--- begin RECORD EXTRACTS ---

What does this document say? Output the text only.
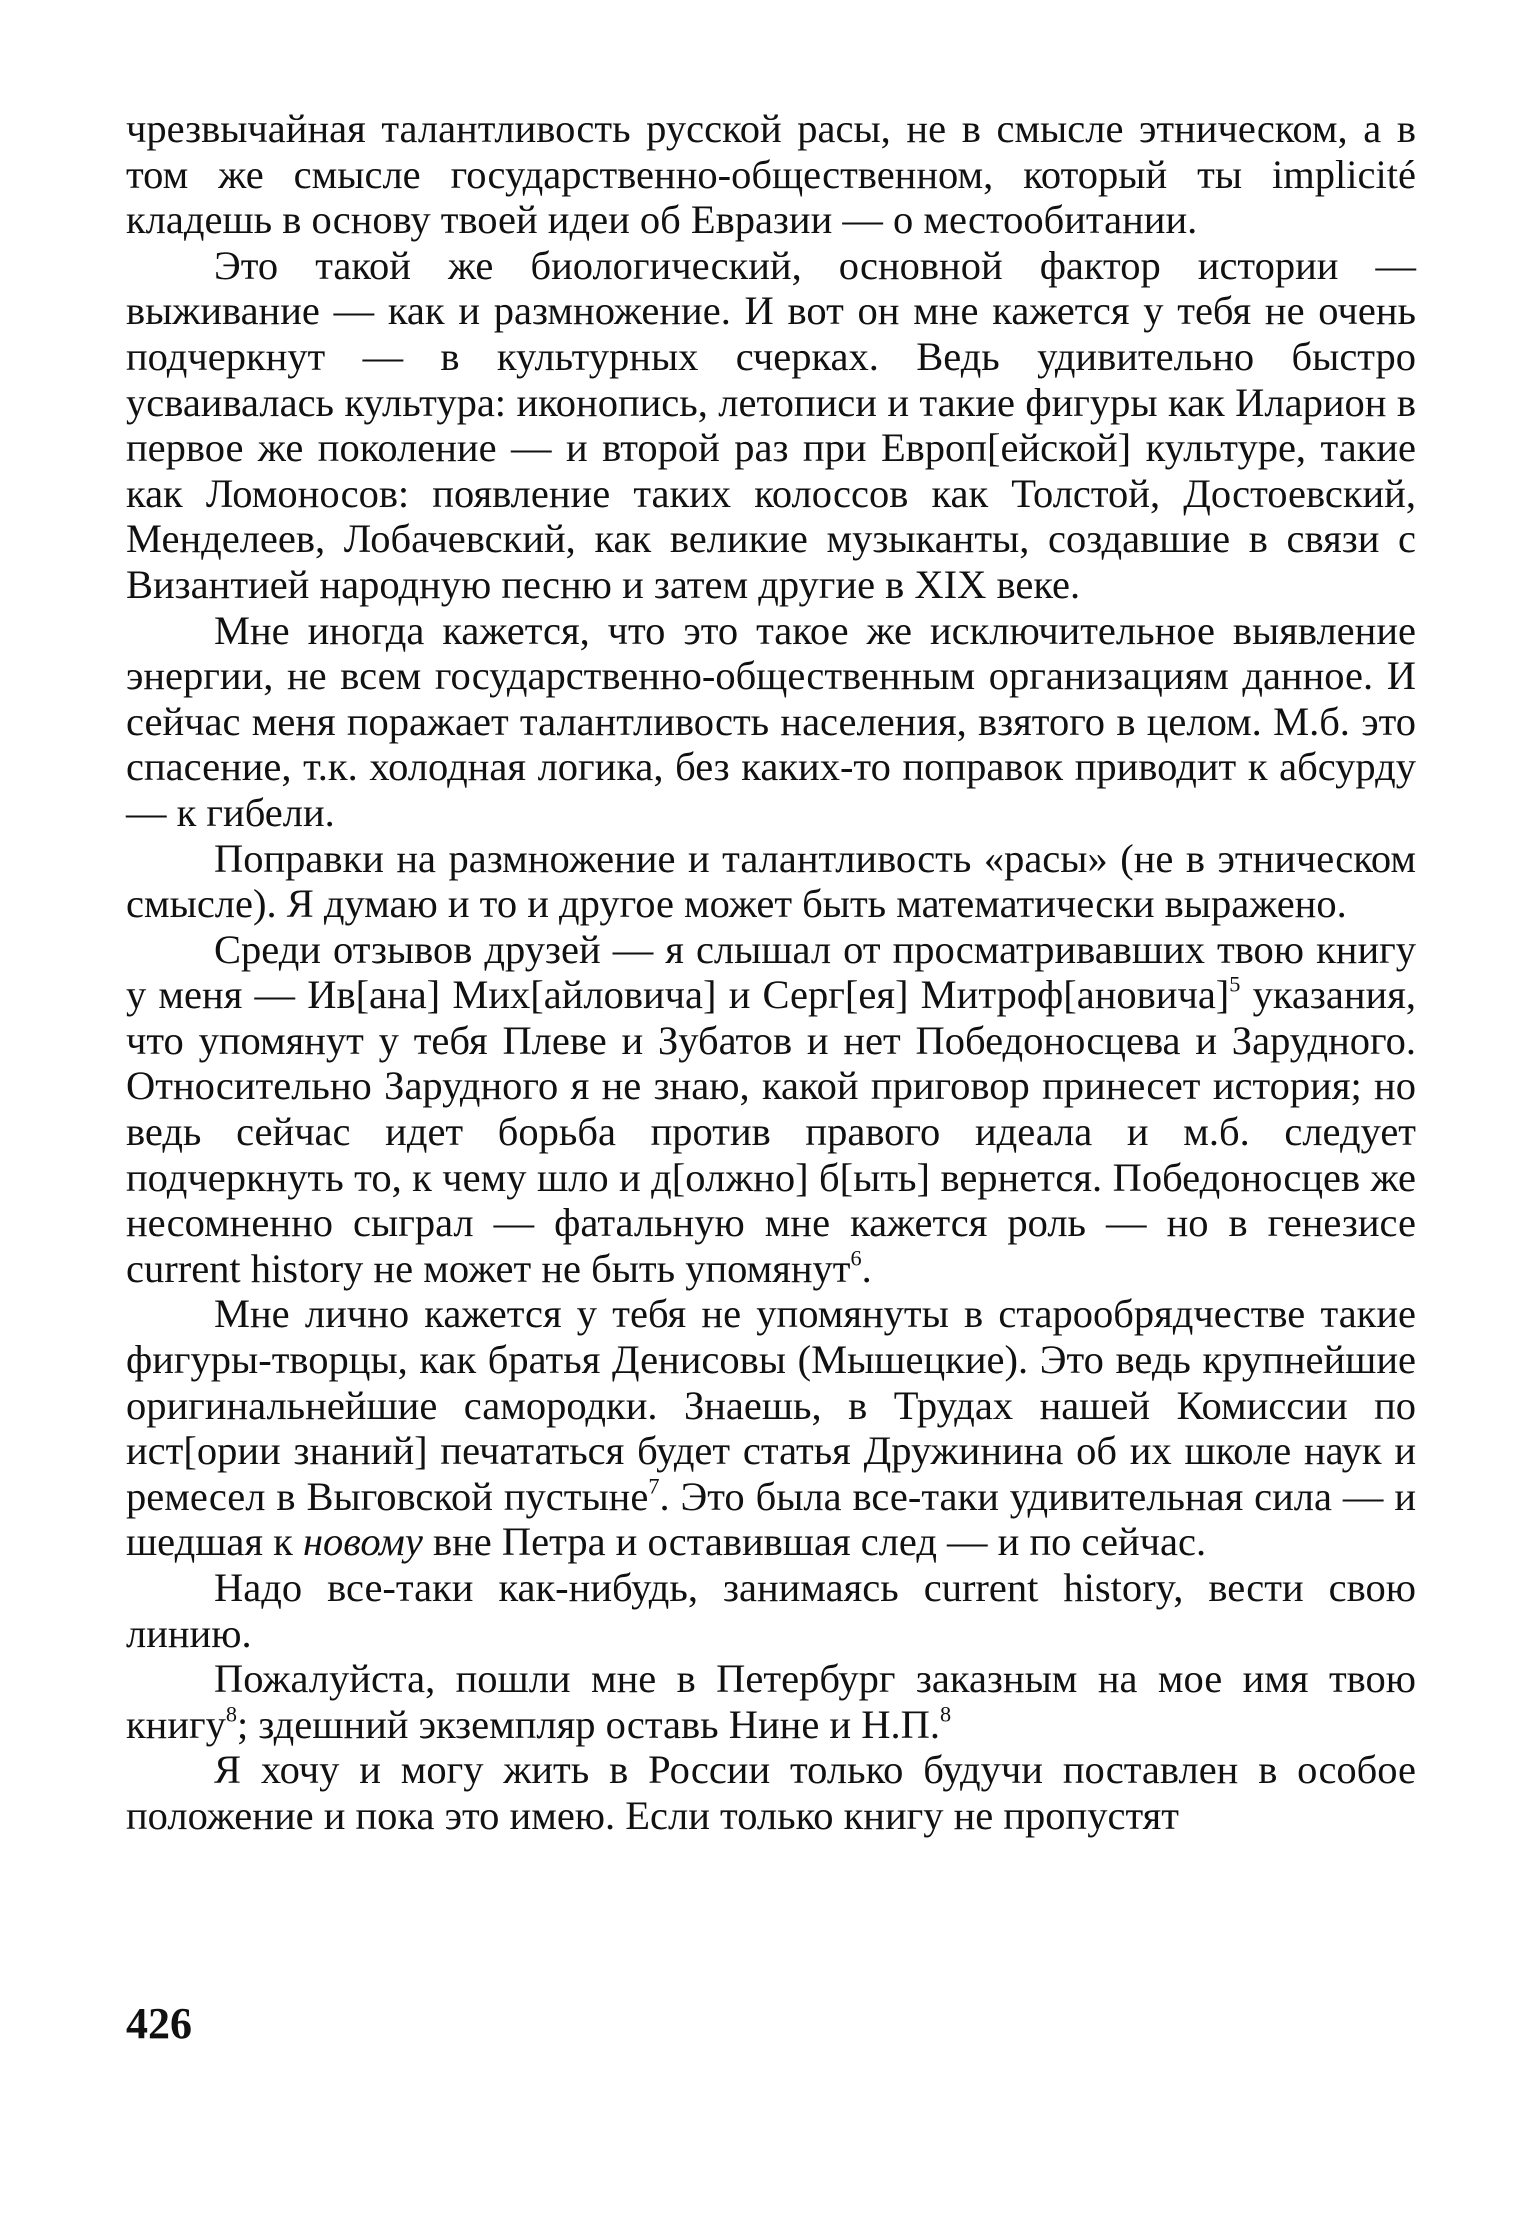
чрезвычайная талантливость русской расы, не в смысле этническом, а в том же смысле государственно-общественном, который ты implicité кладешь в основу твоей идеи об Евразии — о местообитании.

Это такой же биологический, основной фактор истории — выживание — как и размножение. И вот он мне кажется у тебя не очень подчеркнут — в культурных счерках. Ведь удивительно быстро усваивалась культура: иконопись, летописи и такие фигуры как Иларион в первое же поколение — и второй раз при Европ[ейской] культуре, такие как Ломоносов: появление таких колоссов как Толстой, Достоевский, Менделеев, Лобачевский, как великие музыканты, создавшие в связи с Византией народную песню и затем другие в XIX веке.

Мне иногда кажется, что это такое же исключительное выявление энергии, не всем государственно-общественным организациям данное. И сейчас меня поражает талантливость населения, взятого в целом. М.б. это спасение, т.к. холодная логика, без каких-то поправок приводит к абсурду — к гибели.

Поправки на размножение и талантливость «расы» (не в этническом смысле). Я думаю и то и другое может быть математически выражено.

Среди отзывов друзей — я слышал от просматривавших твою книгу у меня — Ив[ана] Мих[айловича] и Серг[ея] Митроф[ановича]$^5$ указания, что упомянут у тебя Плеве и Зубатов и нет Победоносцева и Зарудного. Относительно Зарудного я не знаю, какой приговор принесет история; но ведь сейчас идет борьба против правого идеала и м.б. следует подчеркнуть то, к чему шло и д[олжно] б[ыть] вернется. Победоносцев же несомненно сыграл — фатальную мне кажется роль — но в генезисе current history не может не быть упомянут$^6$.

Мне лично кажется у тебя не упомянуты в старообрядчестве такие фигуры-творцы, как братья Денисовы (Мышецкие). Это ведь крупнейшие оригинальнейшие самородки. Знаешь, в Трудах нашей Комиссии по ист[ории знаний] печататься будет статья Дружинина об их школе наук и ремесел в Выговской пустыне$^7$. Это была все-таки удивительная сила — и шедшая к новому вне Петра и оставившая след — и по сейчас.

Надо все-таки как-нибудь, занимаясь current history, вести свою линию.

Пожалуйста, пошли мне в Петербург заказным на мое имя твою книгу$^8$; здешний экземпляр оставь Нине и Н.П.$^8$

Я хочу и могу жить в России только будучи поставлен в особое положение и пока это имею. Если только книгу не пропустят

426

--- end RECORD EXTRACTS ---

* WHAT TO DO
Gather up every line from the listing above in which the word "history" occurs.

* WRITTEN RESPONSE
Среди отзывов друзей — я слышал от просматривавших твою книгу у меня — Ив[ана] Мих[айловича] и Серг[ея] Митроф[ановича]$^5$ указания, что упомянут у тебя Плеве и Зубатов и нет Победоносцева и Зарудного. Относительно Зарудного я не знаю, какой приговор принесет история; но ведь сейчас идет борьба против правого идеала и м.б. следует подчеркнуть то, к чему шло и д[олжно] б[ыть] вернется. Победоносцев же несомненно сыграл — фатальную мне кажется роль — но в генезисе current history не может не быть упомянут$^6$.
Надо все-таки как-нибудь, занимаясь current history, вести свою линию.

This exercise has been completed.